### Transcript data for document pages
- - - - - - -
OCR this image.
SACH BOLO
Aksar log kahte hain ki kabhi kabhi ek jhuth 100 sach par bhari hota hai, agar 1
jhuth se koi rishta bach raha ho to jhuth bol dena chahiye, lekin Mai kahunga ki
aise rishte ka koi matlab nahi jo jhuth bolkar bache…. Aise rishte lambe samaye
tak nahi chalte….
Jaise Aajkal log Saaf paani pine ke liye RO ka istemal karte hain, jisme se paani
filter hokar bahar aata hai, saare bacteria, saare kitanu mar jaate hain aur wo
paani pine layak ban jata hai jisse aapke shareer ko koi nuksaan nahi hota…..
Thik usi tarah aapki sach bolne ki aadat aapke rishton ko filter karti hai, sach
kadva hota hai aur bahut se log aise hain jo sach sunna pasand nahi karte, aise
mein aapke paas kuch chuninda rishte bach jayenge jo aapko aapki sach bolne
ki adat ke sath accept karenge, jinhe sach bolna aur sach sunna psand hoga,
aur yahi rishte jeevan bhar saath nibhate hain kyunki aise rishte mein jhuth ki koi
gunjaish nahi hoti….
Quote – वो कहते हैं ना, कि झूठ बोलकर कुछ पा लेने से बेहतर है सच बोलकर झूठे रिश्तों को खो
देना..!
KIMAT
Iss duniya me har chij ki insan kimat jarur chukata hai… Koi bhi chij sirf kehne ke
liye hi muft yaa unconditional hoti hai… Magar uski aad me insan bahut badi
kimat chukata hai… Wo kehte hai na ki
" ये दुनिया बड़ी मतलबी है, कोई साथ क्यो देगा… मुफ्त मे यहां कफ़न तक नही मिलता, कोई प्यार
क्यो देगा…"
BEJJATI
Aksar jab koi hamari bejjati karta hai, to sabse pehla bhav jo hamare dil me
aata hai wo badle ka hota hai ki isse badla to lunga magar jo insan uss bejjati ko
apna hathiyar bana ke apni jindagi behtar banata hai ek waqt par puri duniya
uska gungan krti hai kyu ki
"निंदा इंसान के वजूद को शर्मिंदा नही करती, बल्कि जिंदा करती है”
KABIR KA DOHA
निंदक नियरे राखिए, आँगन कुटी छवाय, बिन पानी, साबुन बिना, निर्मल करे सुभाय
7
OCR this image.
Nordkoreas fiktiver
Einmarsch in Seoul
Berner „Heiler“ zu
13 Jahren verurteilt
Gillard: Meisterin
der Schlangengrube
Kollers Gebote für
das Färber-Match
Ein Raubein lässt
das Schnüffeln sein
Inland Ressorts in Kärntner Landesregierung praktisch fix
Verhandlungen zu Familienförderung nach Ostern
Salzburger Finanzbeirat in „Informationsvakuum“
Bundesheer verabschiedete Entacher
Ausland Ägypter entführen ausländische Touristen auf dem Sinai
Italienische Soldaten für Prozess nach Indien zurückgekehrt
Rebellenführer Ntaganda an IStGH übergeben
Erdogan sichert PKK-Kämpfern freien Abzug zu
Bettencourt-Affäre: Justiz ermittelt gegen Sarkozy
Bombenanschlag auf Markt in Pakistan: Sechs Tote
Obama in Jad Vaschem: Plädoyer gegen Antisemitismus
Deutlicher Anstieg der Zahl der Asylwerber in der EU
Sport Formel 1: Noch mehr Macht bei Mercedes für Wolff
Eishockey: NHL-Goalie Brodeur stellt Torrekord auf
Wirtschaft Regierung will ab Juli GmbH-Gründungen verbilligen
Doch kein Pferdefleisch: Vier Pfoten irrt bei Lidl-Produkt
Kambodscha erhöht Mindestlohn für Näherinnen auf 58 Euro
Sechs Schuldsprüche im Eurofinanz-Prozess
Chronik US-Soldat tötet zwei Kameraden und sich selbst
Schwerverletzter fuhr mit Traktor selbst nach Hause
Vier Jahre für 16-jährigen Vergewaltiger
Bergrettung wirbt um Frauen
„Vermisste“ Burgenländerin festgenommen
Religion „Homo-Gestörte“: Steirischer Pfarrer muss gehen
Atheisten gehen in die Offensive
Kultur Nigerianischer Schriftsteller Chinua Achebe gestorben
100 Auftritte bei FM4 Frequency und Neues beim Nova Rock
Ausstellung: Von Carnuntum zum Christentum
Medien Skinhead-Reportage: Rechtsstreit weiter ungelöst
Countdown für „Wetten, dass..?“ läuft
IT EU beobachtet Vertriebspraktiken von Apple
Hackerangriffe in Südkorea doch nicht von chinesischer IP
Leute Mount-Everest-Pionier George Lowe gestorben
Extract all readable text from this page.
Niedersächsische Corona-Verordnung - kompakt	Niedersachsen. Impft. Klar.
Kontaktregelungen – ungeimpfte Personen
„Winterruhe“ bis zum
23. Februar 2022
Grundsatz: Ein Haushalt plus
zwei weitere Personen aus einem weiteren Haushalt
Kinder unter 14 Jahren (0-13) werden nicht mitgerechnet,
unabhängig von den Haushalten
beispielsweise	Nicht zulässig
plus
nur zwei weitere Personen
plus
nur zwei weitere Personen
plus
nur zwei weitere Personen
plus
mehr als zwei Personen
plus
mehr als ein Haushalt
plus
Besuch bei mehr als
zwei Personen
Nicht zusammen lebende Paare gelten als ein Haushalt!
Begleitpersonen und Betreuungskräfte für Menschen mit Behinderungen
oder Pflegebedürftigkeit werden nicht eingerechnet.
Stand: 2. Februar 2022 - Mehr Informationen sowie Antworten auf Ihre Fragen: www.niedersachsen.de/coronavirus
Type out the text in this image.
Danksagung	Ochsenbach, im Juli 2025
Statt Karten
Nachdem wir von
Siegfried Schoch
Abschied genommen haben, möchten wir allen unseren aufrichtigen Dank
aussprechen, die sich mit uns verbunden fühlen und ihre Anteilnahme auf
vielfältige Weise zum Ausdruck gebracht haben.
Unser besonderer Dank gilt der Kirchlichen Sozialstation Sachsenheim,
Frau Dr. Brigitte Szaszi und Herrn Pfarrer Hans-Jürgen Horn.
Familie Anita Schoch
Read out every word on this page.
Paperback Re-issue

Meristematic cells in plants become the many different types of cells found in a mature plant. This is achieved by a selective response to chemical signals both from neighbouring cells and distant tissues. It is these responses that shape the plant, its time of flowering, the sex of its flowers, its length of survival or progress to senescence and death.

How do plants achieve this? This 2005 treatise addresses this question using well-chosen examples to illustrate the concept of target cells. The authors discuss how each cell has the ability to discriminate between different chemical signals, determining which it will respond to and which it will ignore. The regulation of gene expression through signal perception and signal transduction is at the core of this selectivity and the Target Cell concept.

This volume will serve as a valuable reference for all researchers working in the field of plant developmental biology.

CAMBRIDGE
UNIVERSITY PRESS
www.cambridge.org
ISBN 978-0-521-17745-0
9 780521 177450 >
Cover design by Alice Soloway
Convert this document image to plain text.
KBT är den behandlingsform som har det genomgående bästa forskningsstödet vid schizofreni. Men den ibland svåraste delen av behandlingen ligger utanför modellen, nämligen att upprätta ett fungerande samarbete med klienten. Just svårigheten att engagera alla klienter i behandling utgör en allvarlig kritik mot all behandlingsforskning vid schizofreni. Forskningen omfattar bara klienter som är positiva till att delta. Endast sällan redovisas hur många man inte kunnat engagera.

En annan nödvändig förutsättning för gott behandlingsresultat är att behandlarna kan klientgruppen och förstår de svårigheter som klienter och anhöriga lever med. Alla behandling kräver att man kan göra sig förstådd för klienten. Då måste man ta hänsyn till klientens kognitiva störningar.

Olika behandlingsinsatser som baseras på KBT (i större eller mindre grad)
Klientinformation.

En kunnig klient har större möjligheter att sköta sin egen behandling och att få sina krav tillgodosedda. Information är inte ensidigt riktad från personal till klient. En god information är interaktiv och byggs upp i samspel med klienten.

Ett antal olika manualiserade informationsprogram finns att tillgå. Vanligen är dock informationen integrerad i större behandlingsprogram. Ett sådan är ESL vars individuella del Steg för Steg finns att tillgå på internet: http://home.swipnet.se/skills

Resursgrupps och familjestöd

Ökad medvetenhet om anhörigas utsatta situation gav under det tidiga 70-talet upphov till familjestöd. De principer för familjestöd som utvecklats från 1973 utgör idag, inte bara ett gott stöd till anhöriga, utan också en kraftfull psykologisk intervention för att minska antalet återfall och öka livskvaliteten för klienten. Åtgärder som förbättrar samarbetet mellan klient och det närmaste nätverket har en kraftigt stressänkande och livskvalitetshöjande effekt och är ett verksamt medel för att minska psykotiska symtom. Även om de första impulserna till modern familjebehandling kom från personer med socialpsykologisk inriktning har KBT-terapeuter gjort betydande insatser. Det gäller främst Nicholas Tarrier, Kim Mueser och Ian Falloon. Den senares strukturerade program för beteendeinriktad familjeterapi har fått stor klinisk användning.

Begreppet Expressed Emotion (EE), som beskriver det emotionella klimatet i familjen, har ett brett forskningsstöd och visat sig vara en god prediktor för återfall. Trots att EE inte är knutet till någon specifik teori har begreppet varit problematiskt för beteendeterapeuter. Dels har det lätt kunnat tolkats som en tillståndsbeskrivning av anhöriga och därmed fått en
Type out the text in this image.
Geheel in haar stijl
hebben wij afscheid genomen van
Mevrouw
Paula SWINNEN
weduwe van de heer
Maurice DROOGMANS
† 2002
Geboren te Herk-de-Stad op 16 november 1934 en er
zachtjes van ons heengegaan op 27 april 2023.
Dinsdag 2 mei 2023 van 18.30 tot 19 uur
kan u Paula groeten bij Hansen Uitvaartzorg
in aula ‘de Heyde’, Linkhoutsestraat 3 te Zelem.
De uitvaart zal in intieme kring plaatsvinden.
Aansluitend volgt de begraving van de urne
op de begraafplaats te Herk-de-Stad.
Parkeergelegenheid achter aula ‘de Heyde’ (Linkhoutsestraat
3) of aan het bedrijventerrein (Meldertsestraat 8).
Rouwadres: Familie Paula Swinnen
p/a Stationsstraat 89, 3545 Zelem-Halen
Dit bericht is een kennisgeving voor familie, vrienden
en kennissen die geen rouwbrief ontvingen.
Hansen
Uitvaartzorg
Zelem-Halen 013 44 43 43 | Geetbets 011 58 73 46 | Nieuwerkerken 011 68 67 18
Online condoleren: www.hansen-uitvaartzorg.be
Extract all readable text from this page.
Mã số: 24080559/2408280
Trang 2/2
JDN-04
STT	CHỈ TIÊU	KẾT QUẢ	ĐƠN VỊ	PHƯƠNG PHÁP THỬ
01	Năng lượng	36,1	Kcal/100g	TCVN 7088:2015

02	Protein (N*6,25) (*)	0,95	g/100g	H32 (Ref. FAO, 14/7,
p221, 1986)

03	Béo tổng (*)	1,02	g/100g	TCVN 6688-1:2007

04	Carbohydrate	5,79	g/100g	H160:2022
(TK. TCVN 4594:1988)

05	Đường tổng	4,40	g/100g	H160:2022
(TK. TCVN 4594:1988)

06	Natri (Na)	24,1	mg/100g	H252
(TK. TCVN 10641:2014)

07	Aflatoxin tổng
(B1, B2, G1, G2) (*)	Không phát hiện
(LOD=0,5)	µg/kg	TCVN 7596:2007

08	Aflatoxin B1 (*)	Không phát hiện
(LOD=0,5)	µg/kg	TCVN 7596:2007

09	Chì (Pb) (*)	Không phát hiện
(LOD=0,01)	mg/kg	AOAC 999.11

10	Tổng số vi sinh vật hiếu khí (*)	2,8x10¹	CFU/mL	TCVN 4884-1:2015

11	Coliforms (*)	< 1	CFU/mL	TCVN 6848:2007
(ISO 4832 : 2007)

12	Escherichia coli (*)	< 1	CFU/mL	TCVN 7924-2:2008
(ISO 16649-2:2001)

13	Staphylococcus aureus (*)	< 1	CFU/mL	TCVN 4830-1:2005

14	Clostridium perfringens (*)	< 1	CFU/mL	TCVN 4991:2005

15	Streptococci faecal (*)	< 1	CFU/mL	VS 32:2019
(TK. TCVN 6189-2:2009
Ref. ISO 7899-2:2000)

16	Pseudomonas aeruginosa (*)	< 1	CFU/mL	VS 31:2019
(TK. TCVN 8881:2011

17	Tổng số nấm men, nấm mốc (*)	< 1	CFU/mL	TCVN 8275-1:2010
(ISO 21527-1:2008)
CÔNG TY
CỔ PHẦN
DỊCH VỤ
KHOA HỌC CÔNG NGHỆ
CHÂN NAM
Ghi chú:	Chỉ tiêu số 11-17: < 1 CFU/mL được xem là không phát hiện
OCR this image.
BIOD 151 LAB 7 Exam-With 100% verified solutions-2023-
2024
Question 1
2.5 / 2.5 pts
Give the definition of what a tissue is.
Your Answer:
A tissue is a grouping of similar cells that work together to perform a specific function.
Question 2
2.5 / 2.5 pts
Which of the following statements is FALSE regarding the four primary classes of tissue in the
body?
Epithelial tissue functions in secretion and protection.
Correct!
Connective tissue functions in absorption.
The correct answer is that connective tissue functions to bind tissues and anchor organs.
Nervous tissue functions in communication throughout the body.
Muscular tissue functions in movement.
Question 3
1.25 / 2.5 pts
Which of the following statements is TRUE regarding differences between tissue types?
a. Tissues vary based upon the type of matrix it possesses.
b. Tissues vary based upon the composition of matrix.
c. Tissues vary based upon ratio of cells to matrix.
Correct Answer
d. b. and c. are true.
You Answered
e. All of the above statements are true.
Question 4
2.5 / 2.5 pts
- - - - - - -
### HOW TO COMPLETE THIS TASK
If a line in the records above contains the word "Linkhoutsestraat", copy it.

### TASK RESULT
in aula ‘de Heyde’, Linkhoutsestraat 3 te Zelem.
Parkeergelegenheid achter aula ‘de Heyde’ (Linkhoutsestraat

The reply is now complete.